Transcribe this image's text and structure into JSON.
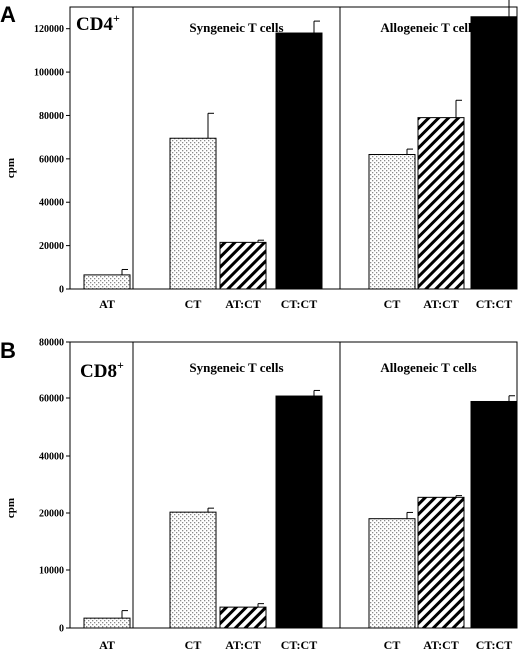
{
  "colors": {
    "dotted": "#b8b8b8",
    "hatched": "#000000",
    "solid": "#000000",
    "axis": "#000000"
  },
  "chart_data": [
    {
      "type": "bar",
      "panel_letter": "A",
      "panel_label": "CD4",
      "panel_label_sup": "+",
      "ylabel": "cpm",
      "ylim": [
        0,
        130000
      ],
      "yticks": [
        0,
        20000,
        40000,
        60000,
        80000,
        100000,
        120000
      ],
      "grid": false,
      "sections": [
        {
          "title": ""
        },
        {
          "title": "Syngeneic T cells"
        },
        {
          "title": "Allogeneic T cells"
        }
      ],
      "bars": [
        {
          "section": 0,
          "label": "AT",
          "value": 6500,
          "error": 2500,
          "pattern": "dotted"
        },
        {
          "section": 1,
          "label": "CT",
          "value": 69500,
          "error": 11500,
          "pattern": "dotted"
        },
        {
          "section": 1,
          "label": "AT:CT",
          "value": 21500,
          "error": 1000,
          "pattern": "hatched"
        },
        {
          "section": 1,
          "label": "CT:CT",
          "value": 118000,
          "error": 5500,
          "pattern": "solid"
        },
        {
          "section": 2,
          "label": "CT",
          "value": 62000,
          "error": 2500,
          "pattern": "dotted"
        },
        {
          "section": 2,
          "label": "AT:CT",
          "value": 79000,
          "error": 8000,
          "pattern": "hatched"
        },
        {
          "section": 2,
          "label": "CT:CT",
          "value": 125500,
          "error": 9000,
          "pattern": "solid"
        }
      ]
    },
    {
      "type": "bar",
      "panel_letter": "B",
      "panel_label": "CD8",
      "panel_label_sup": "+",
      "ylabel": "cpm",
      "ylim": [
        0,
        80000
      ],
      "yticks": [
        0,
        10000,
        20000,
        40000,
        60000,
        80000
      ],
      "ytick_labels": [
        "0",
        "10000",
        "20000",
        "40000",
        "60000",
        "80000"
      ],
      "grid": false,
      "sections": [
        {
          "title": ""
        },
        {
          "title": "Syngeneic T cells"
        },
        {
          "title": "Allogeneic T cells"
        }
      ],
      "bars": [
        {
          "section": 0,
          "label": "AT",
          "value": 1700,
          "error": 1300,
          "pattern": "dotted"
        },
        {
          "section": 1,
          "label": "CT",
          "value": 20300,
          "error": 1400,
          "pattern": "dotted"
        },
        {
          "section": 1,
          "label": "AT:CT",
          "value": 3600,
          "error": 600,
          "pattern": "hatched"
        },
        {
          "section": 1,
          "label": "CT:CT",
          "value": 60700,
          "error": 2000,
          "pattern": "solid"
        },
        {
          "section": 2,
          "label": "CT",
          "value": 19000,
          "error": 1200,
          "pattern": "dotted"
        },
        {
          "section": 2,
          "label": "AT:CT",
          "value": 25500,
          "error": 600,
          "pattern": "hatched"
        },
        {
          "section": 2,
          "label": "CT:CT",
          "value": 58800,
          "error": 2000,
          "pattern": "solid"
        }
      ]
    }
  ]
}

* **WHAT IS NEEDED**: Please give back all the records above word for word, with no pictures included.

* **TASK RESULT**:
Transcribe this image's text and structure into JSON.
{
  "colors": {
    "dotted": "#b8b8b8",
    "hatched": "#000000",
    "solid": "#000000",
    "axis": "#000000"
  },
  "chart_data": [
    {
      "type": "bar",
      "panel_letter": "A",
      "panel_label": "CD4",
      "panel_label_sup": "+",
      "ylabel": "cpm",
      "ylim": [
        0,
        130000
      ],
      "yticks": [
        0,
        20000,
        40000,
        60000,
        80000,
        100000,
        120000
      ],
      "grid": false,
      "sections": [
        {
          "title": ""
        },
        {
          "title": "Syngeneic T cells"
        },
        {
          "title": "Allogeneic T cells"
        }
      ],
      "bars": [
        {
          "section": 0,
          "label": "AT",
          "value": 6500,
          "error": 2500,
          "pattern": "dotted"
        },
        {
          "section": 1,
          "label": "CT",
          "value": 69500,
          "error": 11500,
          "pattern": "dotted"
        },
        {
          "section": 1,
          "label": "AT:CT",
          "value": 21500,
          "error": 1000,
          "pattern": "hatched"
        },
        {
          "section": 1,
          "label": "CT:CT",
          "value": 118000,
          "error": 5500,
          "pattern": "solid"
        },
        {
          "section": 2,
          "label": "CT",
          "value": 62000,
          "error": 2500,
          "pattern": "dotted"
        },
        {
          "section": 2,
          "label": "AT:CT",
          "value": 79000,
          "error": 8000,
          "pattern": "hatched"
        },
        {
          "section": 2,
          "label": "CT:CT",
          "value": 125500,
          "error": 9000,
          "pattern": "solid"
        }
      ]
    },
    {
      "type": "bar",
      "panel_letter": "B",
      "panel_label": "CD8",
      "panel_label_sup": "+",
      "ylabel": "cpm",
      "ylim": [
        0,
        80000
      ],
      "yticks": [
        0,
        10000,
        20000,
        40000,
        60000,
        80000
      ],
      "ytick_labels": [
        "0",
        "10000",
        "20000",
        "40000",
        "60000",
        "80000"
      ],
      "grid": false,
      "sections": [
        {
          "title": ""
        },
        {
          "title": "Syngeneic T cells"
        },
        {
          "title": "Allogeneic T cells"
        }
      ],
      "bars": [
        {
          "section": 0,
          "label": "AT",
          "value": 1700,
          "error": 1300,
          "pattern": "dotted"
        },
        {
          "section": 1,
          "label": "CT",
          "value": 20300,
          "error": 1400,
          "pattern": "dotted"
        },
        {
          "section": 1,
          "label": "AT:CT",
          "value": 3600,
          "error": 600,
          "pattern": "hatched"
        },
        {
          "section": 1,
          "label": "CT:CT",
          "value": 60700,
          "error": 2000,
          "pattern": "solid"
        },
        {
          "section": 2,
          "label": "CT",
          "value": 19000,
          "error": 1200,
          "pattern": "dotted"
        },
        {
          "section": 2,
          "label": "AT:CT",
          "value": 25500,
          "error": 600,
          "pattern": "hatched"
        },
        {
          "section": 2,
          "label": "CT:CT",
          "value": 58800,
          "error": 2000,
          "pattern": "solid"
        }
      ]
    }
  ]
}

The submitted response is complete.